Short exercise:
List, from the lines below, each one with "relative" in it.

_____

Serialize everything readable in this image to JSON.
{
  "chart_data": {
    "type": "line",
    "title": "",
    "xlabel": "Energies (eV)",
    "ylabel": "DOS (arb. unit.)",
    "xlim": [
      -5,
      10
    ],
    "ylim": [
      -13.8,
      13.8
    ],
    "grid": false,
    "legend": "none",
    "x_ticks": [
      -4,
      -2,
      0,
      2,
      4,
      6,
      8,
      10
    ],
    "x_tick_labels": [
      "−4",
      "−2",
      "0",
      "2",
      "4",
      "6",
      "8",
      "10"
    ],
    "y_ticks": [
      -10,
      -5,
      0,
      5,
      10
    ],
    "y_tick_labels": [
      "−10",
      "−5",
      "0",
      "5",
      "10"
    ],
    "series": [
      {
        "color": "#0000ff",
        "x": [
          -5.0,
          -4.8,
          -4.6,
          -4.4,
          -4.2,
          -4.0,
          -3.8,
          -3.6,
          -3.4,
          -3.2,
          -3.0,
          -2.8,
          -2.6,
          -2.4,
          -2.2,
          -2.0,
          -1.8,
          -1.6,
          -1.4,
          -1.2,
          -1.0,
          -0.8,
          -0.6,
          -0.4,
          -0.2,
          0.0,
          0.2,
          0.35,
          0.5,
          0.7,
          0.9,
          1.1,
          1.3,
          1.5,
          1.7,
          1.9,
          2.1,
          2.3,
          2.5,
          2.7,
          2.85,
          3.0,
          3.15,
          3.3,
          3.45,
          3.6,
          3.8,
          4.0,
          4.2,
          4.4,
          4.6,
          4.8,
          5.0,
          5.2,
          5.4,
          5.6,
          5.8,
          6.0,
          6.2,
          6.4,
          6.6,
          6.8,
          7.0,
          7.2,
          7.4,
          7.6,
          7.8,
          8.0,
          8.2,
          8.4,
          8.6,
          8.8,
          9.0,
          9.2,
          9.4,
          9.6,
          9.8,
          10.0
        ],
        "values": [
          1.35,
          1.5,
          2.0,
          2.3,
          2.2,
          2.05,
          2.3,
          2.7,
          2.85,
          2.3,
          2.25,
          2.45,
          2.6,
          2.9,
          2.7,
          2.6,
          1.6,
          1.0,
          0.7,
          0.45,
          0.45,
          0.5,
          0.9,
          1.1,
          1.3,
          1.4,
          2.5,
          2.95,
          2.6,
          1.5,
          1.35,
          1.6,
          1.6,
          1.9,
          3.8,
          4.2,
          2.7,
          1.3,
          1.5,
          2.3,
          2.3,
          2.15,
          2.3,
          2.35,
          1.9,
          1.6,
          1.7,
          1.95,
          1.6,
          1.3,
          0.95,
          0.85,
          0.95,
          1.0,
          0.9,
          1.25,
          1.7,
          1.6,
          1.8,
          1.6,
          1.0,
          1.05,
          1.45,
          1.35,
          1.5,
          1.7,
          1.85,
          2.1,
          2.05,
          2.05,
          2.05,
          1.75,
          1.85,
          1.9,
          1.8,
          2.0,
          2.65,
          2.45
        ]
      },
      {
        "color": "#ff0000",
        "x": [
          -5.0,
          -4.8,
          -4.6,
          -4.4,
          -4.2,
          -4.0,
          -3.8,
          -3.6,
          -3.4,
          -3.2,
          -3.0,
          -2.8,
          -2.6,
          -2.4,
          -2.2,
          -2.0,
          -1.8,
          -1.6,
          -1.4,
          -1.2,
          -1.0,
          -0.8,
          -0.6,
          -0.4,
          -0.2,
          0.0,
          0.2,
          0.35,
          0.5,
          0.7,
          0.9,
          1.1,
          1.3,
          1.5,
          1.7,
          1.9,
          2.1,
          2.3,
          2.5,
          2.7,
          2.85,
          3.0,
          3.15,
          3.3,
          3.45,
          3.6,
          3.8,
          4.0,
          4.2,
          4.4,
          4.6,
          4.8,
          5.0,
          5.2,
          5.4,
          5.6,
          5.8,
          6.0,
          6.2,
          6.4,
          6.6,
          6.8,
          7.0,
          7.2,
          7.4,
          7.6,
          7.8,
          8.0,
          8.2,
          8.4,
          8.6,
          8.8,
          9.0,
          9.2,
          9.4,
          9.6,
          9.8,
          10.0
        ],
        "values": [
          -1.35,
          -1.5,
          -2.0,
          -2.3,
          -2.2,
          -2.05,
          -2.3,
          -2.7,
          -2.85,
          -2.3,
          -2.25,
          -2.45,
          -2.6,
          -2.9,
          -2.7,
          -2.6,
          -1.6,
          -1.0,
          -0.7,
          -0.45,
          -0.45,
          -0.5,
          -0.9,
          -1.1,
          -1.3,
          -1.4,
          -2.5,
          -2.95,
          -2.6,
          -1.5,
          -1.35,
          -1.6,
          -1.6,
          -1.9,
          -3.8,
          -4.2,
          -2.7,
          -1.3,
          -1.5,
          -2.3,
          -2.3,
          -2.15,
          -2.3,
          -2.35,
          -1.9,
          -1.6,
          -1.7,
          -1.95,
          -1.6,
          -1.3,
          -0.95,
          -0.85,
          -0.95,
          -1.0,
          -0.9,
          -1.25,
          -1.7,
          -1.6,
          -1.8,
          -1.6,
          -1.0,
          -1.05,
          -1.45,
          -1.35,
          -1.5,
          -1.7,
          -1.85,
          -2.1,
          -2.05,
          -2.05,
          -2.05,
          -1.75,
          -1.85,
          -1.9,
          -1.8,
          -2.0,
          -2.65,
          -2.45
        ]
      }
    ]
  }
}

_____

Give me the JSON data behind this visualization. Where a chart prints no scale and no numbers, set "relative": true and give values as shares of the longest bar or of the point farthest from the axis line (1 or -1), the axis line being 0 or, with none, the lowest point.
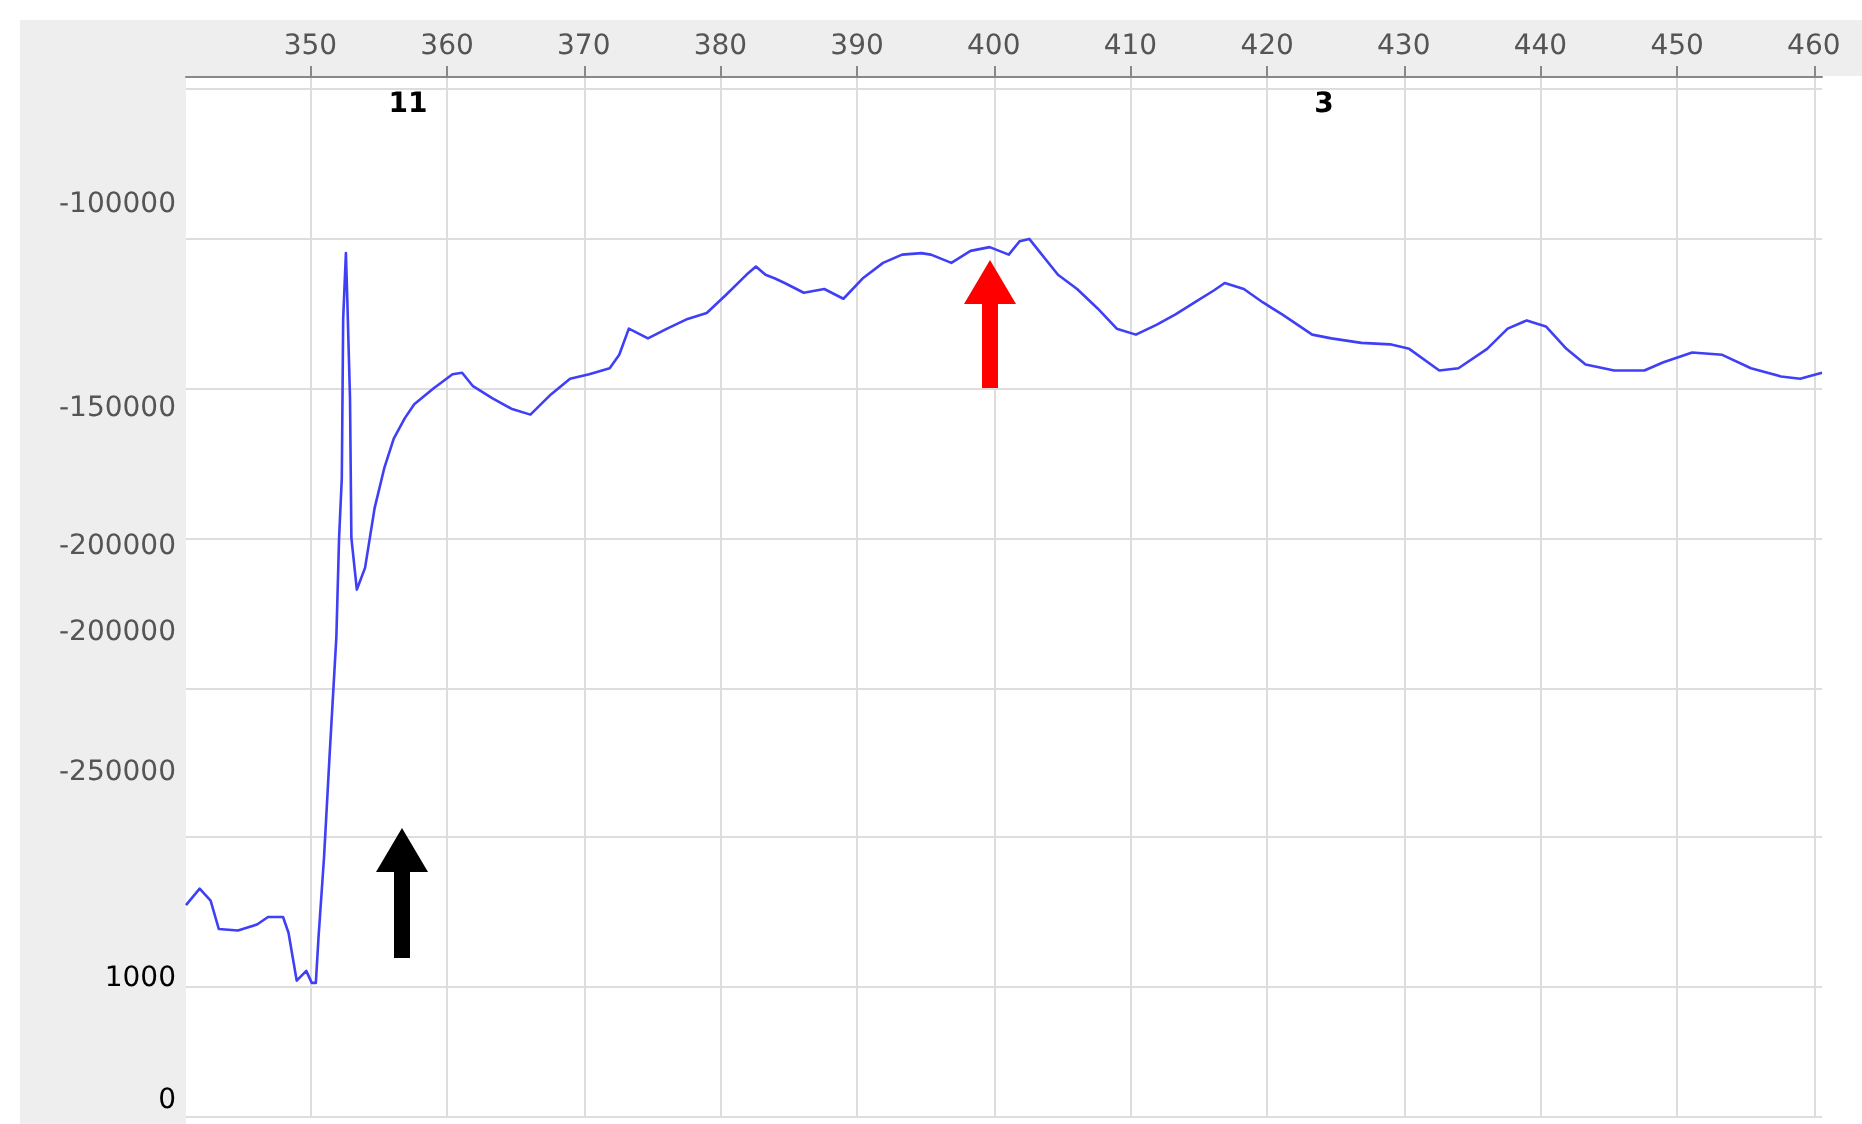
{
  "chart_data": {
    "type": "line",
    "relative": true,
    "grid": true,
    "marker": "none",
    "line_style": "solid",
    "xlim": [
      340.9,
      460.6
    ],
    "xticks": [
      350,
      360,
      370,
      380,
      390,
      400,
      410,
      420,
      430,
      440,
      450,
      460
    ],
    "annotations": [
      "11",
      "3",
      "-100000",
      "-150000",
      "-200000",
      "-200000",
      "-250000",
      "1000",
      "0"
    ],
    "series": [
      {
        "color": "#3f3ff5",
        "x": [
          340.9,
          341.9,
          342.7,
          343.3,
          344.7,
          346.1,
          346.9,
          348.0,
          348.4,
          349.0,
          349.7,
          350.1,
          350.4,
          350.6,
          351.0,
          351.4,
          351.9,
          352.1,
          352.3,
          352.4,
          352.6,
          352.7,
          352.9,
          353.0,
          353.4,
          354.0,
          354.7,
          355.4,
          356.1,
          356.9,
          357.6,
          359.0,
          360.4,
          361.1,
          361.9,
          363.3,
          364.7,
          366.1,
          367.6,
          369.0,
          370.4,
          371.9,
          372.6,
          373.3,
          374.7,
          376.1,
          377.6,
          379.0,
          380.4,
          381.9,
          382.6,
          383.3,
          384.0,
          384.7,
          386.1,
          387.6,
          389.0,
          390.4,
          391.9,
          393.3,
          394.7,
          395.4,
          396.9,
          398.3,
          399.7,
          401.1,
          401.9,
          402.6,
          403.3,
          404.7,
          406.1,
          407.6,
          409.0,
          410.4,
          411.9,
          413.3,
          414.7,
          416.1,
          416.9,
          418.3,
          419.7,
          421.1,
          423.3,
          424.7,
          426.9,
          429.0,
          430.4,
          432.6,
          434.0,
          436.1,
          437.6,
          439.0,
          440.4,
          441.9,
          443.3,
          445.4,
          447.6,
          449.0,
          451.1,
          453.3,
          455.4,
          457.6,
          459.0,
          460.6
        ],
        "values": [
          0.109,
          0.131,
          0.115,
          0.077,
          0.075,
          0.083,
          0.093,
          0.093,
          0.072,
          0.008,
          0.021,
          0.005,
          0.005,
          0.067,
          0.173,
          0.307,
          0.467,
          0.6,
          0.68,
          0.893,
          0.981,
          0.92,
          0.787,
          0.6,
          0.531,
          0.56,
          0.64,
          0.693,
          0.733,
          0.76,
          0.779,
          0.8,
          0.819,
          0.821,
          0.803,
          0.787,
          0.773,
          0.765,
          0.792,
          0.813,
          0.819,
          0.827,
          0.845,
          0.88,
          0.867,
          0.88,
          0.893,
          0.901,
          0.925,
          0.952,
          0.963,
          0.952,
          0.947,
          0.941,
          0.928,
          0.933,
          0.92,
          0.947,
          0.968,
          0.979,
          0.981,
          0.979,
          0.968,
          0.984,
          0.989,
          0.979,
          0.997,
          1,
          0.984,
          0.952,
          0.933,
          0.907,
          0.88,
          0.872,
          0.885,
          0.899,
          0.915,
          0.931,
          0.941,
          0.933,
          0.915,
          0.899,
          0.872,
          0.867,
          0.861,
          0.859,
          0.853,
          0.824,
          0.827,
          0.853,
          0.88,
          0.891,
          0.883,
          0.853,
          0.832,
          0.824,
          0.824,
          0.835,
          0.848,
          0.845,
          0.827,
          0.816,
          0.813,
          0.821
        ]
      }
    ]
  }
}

_____

Solution for this exercise:
Give me the JSON data behind this visualization. Where a chart prints no scale and no numbers, set "relative": true and give values as shares of the longest bar or of the point farthest from the axis line (1 or -1), the axis line being 0 or, with none, the lowest point.
    "relative": true,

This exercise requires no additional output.